Material provided >>
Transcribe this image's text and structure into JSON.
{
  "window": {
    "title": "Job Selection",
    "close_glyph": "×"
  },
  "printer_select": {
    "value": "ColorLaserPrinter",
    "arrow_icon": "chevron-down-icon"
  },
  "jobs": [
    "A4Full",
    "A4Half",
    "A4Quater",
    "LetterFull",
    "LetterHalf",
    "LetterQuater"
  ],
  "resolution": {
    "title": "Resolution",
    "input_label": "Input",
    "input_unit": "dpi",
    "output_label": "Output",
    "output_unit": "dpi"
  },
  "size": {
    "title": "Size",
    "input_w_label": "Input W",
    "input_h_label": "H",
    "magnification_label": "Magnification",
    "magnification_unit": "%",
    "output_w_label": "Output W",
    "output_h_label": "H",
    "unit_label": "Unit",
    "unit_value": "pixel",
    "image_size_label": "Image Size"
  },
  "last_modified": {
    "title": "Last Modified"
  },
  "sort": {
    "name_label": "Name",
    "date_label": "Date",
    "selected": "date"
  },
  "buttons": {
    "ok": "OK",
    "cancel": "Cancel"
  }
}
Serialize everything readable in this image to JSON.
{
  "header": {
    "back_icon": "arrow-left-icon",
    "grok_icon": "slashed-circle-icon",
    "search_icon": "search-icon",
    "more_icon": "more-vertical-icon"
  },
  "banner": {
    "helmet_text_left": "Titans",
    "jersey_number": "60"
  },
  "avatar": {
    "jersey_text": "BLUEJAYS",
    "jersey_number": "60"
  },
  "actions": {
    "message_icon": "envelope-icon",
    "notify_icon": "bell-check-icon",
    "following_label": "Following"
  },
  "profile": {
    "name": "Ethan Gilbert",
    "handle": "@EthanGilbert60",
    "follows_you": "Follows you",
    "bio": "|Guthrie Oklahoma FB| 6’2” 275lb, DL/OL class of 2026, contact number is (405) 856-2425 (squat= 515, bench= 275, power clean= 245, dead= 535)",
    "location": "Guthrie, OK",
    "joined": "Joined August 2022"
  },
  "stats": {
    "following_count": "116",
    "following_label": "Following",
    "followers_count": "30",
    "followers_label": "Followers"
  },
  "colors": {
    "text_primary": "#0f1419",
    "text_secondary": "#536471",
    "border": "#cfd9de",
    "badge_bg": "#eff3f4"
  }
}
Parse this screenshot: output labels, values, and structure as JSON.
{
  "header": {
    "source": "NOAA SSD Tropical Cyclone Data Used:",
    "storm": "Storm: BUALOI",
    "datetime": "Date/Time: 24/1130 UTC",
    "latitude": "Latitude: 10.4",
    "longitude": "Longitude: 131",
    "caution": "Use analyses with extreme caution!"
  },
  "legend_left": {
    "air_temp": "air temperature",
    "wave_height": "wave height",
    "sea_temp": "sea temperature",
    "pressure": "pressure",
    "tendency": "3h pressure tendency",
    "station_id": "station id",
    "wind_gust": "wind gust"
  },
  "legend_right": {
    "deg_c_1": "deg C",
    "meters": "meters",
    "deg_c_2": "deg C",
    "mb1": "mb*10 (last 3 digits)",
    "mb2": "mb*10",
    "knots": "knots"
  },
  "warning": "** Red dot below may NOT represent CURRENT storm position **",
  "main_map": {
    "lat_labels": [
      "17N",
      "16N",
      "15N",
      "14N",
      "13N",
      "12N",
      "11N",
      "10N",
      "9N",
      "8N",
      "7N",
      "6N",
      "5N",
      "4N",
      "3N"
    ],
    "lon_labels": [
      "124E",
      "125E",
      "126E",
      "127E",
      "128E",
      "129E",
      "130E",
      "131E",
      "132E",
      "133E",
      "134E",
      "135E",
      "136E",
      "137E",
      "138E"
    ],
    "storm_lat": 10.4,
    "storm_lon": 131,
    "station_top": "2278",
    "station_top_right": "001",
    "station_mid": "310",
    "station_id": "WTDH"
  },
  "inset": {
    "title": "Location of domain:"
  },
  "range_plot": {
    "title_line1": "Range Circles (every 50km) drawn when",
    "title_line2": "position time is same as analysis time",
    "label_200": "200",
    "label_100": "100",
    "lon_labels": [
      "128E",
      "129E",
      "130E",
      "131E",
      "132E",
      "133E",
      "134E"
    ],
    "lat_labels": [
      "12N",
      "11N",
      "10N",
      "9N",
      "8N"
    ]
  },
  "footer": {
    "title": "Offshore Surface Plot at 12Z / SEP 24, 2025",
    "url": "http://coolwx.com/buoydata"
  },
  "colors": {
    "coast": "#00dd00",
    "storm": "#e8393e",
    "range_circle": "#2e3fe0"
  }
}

==

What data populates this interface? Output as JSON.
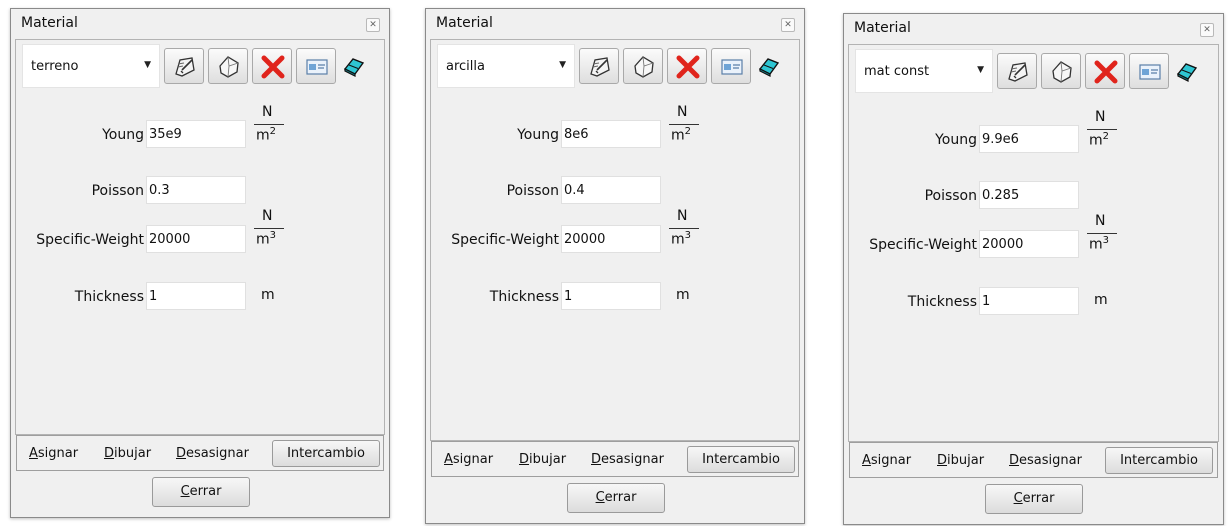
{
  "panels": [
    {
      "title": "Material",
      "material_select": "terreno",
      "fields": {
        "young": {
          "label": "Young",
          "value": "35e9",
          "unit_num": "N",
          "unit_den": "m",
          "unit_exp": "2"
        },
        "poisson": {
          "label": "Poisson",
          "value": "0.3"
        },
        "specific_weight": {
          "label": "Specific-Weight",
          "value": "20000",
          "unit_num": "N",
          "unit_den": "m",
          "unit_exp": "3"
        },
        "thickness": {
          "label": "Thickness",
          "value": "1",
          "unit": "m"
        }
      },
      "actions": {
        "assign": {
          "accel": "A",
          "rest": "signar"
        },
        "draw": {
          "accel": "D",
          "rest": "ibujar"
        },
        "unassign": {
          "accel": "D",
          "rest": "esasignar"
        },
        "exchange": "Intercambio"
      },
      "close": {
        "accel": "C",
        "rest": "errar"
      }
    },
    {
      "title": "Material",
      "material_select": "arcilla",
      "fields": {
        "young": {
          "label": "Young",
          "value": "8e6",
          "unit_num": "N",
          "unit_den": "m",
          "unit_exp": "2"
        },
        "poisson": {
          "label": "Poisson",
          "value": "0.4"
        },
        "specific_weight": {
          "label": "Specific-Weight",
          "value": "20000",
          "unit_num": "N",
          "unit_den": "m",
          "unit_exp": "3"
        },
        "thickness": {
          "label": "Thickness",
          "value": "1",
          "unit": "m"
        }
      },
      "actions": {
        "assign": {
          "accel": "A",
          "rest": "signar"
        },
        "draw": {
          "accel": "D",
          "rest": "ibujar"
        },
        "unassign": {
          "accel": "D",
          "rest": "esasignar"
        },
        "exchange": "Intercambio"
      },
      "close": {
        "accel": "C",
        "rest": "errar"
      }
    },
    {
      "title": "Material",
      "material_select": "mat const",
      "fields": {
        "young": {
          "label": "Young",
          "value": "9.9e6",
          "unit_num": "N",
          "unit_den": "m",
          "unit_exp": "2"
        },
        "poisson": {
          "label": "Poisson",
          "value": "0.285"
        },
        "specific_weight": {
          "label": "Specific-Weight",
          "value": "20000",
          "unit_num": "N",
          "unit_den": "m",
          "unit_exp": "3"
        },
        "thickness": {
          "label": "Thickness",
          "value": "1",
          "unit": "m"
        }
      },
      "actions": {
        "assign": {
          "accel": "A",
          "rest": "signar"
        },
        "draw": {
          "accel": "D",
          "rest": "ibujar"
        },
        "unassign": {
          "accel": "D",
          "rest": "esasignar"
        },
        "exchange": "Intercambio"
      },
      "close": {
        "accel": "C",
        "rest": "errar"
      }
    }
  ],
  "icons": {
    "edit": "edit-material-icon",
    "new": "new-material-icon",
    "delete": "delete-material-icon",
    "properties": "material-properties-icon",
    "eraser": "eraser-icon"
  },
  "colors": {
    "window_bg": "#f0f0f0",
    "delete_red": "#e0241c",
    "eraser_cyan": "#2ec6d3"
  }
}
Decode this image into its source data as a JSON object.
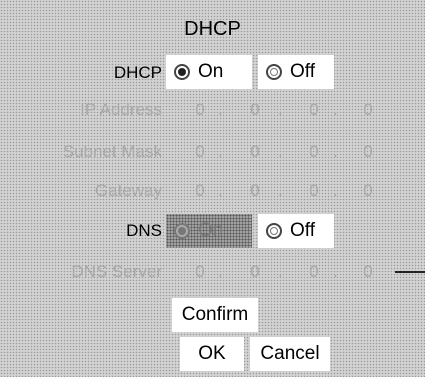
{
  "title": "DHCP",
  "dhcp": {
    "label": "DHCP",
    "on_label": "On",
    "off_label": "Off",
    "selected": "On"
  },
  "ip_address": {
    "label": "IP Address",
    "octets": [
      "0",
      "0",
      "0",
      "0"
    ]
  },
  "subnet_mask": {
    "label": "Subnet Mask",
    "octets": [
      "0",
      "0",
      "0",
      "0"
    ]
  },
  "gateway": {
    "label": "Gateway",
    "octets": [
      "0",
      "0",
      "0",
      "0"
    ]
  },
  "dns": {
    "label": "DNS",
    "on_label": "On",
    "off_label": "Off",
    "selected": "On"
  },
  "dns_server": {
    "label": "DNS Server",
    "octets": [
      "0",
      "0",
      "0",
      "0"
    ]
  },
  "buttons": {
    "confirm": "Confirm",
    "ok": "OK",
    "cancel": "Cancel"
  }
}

Given exercise >> Pull out all lines of the data with the string "structure".

Exercise response >>
Transcribe this image's text and structure into JSON.
Parse this screenshot: output labels, values, and structure as JSON.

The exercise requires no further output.